Goal:
Report every line from the material that contains the word "What".

Records about charts and figures:
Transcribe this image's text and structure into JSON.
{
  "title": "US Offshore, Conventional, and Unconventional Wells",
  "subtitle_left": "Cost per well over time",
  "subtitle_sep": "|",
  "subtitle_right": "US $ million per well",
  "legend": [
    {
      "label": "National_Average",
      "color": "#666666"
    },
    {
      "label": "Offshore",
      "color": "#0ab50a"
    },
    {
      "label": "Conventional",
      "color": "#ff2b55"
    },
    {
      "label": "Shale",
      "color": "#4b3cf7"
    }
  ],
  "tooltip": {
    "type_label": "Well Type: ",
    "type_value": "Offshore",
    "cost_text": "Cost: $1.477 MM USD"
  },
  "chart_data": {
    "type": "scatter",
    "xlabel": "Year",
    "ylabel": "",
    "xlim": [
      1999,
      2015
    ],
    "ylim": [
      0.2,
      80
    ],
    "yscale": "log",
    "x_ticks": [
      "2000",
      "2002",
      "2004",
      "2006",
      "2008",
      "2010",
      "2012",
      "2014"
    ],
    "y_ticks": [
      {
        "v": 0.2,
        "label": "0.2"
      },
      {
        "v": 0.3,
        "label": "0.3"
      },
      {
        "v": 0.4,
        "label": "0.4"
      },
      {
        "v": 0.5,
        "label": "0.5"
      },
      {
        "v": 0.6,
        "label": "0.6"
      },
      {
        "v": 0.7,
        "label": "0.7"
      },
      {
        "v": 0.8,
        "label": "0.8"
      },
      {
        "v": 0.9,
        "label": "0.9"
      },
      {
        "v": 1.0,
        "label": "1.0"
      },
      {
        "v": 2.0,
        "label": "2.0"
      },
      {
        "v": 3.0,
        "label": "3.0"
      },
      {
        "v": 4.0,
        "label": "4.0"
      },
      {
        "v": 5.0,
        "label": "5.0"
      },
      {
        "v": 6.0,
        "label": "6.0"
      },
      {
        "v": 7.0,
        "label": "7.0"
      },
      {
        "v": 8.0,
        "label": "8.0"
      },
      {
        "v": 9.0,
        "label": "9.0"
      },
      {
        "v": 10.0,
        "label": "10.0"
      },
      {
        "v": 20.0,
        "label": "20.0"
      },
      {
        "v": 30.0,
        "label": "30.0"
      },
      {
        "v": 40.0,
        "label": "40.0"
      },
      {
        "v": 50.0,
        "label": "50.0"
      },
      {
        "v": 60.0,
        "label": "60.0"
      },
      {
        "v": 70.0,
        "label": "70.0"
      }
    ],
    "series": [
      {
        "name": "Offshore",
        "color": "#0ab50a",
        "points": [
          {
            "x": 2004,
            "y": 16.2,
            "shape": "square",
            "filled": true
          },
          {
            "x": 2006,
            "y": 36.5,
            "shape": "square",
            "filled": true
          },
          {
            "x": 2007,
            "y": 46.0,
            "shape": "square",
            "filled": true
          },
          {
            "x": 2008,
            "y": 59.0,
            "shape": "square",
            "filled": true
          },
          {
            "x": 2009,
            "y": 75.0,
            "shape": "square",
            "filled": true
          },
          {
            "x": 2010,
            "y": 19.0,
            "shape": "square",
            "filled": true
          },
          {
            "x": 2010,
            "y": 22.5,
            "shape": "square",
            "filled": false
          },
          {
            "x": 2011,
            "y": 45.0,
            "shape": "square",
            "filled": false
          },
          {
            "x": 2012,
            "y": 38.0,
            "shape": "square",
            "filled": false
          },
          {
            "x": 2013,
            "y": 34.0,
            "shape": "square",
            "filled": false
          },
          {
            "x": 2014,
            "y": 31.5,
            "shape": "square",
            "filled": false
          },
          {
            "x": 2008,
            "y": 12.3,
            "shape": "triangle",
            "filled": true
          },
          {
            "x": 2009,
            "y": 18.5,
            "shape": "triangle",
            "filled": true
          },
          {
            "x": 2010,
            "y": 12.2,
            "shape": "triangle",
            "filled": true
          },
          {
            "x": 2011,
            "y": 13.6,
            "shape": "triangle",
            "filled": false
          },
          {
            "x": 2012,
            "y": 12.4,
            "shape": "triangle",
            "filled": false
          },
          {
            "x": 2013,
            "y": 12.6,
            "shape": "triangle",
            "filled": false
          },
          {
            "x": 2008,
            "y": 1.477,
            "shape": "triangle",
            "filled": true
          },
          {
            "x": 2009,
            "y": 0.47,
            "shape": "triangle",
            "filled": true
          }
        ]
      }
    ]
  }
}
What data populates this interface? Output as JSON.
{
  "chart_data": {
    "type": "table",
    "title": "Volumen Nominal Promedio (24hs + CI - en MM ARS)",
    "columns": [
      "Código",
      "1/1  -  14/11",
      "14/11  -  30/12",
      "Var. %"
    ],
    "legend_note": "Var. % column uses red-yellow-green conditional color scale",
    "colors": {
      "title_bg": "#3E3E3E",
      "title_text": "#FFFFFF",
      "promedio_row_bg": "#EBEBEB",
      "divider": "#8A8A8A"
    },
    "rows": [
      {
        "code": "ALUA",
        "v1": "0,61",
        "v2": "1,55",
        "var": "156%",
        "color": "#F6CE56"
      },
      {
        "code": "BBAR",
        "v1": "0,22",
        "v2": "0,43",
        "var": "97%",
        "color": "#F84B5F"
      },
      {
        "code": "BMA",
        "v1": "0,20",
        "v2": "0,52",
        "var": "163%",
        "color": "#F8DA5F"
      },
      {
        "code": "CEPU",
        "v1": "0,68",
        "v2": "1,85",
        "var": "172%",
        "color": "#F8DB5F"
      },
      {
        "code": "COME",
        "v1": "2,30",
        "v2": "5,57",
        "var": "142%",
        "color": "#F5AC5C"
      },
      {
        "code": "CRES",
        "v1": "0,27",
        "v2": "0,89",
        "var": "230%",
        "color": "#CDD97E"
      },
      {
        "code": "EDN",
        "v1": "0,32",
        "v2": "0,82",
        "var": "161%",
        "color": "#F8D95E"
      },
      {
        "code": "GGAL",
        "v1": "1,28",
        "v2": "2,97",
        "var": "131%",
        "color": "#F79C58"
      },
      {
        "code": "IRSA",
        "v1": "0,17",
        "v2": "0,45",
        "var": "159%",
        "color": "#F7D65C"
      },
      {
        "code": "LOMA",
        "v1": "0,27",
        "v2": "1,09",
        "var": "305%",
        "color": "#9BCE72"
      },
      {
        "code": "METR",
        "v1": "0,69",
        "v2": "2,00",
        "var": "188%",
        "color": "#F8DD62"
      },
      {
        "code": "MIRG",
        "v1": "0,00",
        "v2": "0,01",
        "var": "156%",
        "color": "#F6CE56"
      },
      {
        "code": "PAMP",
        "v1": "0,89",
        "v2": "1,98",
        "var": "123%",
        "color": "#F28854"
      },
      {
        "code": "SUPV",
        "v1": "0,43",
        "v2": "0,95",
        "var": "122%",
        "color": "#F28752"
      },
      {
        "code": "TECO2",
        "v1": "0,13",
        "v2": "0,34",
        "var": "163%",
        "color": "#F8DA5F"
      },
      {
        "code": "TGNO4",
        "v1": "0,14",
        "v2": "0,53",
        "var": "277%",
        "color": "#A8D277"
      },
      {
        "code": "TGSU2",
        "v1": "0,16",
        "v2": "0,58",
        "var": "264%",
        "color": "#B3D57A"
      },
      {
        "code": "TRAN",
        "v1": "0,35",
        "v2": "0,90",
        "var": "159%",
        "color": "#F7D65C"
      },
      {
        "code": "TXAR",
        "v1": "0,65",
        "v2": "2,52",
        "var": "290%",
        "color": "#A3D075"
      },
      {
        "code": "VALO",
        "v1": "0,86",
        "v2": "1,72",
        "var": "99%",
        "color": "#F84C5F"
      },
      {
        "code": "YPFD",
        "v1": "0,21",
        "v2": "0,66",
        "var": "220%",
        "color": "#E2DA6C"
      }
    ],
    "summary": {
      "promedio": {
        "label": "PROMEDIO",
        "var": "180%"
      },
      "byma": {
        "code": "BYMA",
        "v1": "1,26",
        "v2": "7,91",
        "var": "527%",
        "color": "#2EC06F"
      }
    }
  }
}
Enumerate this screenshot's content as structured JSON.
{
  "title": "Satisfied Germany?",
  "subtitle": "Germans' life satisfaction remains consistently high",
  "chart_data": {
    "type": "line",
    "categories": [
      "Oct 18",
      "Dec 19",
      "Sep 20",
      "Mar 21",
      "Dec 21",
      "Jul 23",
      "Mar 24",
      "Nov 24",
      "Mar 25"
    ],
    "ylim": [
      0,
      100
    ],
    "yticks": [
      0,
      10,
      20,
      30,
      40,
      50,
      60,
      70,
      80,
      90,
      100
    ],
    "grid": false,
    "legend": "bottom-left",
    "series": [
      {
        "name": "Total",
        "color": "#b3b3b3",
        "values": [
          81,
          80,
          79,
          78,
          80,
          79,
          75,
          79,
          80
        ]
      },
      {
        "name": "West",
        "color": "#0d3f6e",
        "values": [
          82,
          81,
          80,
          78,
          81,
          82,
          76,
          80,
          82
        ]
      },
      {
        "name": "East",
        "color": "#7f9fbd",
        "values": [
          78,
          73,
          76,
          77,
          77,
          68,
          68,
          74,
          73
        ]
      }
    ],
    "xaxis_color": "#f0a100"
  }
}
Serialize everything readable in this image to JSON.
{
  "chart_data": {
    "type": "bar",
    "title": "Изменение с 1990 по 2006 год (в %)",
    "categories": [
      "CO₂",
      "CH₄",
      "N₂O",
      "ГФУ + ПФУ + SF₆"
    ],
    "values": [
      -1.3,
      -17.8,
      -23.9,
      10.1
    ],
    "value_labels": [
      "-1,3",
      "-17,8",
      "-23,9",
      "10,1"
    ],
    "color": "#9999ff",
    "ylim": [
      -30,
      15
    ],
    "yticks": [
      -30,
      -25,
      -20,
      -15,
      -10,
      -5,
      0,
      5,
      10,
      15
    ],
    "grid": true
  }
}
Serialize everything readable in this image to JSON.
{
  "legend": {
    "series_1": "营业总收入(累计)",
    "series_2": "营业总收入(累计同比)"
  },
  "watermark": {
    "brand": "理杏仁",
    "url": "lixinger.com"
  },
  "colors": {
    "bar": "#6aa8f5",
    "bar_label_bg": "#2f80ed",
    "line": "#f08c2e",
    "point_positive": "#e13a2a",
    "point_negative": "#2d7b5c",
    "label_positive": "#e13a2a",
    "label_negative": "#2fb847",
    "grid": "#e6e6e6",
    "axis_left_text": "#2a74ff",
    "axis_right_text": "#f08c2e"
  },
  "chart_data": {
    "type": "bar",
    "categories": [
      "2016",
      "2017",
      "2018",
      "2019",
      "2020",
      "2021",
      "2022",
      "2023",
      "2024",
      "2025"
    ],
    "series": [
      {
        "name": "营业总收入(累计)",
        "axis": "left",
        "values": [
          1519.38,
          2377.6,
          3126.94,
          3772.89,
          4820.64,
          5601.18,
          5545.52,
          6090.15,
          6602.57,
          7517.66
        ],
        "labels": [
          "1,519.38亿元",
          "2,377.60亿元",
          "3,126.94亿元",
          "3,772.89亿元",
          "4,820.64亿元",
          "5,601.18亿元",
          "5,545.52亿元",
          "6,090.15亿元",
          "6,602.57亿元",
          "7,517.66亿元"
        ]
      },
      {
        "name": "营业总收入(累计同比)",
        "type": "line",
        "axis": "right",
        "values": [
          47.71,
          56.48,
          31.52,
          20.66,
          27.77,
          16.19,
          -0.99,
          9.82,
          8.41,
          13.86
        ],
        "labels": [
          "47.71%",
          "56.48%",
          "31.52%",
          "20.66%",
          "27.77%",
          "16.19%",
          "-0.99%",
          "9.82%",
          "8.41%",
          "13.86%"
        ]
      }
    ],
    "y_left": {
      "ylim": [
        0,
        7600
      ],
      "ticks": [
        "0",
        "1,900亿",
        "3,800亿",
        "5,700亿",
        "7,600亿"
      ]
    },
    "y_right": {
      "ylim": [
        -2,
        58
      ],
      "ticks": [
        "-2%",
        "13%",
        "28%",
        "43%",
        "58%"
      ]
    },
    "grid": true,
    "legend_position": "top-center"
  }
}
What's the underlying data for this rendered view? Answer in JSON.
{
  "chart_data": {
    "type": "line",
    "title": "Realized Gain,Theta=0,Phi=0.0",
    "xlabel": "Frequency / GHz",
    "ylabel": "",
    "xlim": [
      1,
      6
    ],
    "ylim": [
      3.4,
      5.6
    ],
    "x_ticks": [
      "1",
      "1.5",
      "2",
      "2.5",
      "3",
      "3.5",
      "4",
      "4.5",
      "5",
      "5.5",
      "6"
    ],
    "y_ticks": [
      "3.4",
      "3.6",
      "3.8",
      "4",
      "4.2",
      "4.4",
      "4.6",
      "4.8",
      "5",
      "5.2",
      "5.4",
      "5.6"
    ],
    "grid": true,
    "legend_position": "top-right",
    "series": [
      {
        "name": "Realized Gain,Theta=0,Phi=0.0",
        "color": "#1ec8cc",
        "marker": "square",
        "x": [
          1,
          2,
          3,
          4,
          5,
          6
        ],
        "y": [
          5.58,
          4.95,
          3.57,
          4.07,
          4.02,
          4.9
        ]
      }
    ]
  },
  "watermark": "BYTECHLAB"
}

Solved problem:
What data populates this interface? Output as JSON.
What's the underlying data for this rendered view? Answer in JSON.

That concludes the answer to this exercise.